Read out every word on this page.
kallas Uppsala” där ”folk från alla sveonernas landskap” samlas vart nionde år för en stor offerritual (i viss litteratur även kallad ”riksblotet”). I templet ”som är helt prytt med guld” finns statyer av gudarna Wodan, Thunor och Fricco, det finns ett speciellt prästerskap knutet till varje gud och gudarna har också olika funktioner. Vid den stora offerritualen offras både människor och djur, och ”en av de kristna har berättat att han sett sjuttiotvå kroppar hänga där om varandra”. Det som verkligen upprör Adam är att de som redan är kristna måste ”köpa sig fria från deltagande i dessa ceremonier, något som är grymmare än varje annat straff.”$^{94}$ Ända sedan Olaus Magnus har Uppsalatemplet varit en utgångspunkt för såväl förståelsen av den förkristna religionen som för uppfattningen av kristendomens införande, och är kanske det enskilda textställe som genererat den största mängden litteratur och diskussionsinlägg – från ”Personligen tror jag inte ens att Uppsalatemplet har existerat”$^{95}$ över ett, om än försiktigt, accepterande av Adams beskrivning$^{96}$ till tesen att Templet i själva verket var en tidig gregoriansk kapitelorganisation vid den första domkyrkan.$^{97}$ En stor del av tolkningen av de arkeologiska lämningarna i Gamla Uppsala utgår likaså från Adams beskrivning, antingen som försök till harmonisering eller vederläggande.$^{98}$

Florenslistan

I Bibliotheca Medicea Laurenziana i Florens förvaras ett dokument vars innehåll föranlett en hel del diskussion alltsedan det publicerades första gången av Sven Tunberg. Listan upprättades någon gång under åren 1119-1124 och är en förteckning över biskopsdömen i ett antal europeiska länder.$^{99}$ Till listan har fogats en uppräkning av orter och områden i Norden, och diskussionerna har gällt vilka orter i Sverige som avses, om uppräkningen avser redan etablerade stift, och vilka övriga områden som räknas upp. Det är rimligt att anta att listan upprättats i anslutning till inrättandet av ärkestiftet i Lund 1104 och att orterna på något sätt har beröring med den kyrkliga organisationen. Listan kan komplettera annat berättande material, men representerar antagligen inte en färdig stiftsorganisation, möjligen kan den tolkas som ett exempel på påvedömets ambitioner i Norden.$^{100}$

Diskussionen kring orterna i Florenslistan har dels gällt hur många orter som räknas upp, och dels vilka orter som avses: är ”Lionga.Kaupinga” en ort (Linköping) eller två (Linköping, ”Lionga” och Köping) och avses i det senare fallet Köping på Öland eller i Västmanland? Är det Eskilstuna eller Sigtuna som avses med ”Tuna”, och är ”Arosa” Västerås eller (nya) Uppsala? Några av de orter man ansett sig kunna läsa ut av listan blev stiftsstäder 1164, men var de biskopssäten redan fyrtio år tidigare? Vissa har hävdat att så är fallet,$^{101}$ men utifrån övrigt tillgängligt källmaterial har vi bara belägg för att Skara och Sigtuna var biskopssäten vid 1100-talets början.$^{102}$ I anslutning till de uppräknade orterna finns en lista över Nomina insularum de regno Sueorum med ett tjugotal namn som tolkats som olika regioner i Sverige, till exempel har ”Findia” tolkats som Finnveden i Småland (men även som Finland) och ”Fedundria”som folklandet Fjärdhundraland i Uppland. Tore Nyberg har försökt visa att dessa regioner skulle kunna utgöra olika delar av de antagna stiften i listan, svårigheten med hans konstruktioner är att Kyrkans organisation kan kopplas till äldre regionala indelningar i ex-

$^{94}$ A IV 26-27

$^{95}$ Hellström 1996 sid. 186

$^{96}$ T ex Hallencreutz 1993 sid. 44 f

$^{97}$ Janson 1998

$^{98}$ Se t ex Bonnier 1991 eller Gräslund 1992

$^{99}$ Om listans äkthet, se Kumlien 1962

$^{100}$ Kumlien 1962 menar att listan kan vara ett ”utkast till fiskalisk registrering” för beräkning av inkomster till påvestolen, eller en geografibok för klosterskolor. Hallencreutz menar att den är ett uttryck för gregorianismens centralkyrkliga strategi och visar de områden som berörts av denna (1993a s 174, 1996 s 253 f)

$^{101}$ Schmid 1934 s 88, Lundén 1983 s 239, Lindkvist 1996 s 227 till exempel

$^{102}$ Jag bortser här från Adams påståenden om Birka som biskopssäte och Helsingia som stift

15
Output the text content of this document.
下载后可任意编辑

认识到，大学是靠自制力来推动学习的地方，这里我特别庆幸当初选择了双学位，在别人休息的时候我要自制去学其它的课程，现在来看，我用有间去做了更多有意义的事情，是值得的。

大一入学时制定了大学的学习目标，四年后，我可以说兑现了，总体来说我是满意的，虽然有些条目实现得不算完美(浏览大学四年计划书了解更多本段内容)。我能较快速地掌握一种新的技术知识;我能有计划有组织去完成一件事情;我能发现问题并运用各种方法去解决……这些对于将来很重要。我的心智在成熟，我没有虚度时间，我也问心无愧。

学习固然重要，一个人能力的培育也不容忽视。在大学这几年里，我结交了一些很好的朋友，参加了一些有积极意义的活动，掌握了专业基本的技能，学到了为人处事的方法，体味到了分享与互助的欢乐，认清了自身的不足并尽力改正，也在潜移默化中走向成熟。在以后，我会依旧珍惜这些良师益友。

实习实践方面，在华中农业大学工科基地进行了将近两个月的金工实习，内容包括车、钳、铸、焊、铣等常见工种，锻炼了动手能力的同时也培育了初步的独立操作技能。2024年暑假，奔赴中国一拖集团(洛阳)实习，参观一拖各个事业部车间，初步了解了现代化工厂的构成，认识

◇ ◇ ◇ ◇ ◇

Exercise aim :: Look over the listing above. Pick out and copy every line that includes "this".

Task result ::
Read out every word on this page.
Output the text content of this document.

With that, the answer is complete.